* The request *
Select lines where the word "color" appears.

* Working data *
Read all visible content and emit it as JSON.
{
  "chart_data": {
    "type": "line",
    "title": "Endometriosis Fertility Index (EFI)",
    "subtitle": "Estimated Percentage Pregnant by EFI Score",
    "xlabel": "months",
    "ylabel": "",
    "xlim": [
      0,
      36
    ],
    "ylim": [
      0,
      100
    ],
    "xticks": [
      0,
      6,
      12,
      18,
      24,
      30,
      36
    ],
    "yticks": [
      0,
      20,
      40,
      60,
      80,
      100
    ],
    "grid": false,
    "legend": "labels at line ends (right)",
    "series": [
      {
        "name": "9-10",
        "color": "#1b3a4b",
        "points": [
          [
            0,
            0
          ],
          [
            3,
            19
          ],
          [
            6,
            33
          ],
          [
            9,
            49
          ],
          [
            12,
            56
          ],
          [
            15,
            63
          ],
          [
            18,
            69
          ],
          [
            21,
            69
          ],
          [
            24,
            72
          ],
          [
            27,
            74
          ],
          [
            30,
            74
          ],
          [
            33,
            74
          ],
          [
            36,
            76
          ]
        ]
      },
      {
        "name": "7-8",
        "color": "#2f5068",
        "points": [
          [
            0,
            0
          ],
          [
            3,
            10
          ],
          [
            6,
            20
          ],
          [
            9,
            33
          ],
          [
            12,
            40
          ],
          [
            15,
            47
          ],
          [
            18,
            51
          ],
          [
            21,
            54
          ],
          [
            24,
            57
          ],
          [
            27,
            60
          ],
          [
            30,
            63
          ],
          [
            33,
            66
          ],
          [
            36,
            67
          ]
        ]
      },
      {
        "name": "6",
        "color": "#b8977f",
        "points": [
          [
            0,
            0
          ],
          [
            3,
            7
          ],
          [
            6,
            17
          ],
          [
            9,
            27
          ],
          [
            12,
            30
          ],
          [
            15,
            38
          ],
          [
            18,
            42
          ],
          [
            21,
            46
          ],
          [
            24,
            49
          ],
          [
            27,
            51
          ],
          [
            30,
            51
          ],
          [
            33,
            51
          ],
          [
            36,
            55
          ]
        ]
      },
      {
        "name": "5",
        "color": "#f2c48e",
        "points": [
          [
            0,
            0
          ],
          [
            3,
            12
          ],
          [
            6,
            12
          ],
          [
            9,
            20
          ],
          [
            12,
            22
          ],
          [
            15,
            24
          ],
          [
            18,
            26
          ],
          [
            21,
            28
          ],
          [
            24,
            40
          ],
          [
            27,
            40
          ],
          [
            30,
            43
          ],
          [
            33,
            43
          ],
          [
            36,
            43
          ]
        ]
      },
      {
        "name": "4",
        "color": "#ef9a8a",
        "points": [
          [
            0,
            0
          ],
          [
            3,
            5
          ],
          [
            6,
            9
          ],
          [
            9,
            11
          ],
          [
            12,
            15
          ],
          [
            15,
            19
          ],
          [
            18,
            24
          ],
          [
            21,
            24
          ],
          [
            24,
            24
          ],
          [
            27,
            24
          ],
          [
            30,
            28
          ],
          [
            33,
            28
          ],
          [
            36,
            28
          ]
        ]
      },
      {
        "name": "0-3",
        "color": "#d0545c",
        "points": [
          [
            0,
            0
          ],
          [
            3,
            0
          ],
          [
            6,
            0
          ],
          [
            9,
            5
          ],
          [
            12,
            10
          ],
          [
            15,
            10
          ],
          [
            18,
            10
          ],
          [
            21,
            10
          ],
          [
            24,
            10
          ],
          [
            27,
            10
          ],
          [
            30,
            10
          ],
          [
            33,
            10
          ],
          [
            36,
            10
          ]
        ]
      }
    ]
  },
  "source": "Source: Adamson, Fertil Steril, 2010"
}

* The output *
        "color": "#1b3a4b",
        "color": "#2f5068",
        "color": "#b8977f",
        "color": "#f2c48e",
        "color": "#ef9a8a",
        "color": "#d0545c",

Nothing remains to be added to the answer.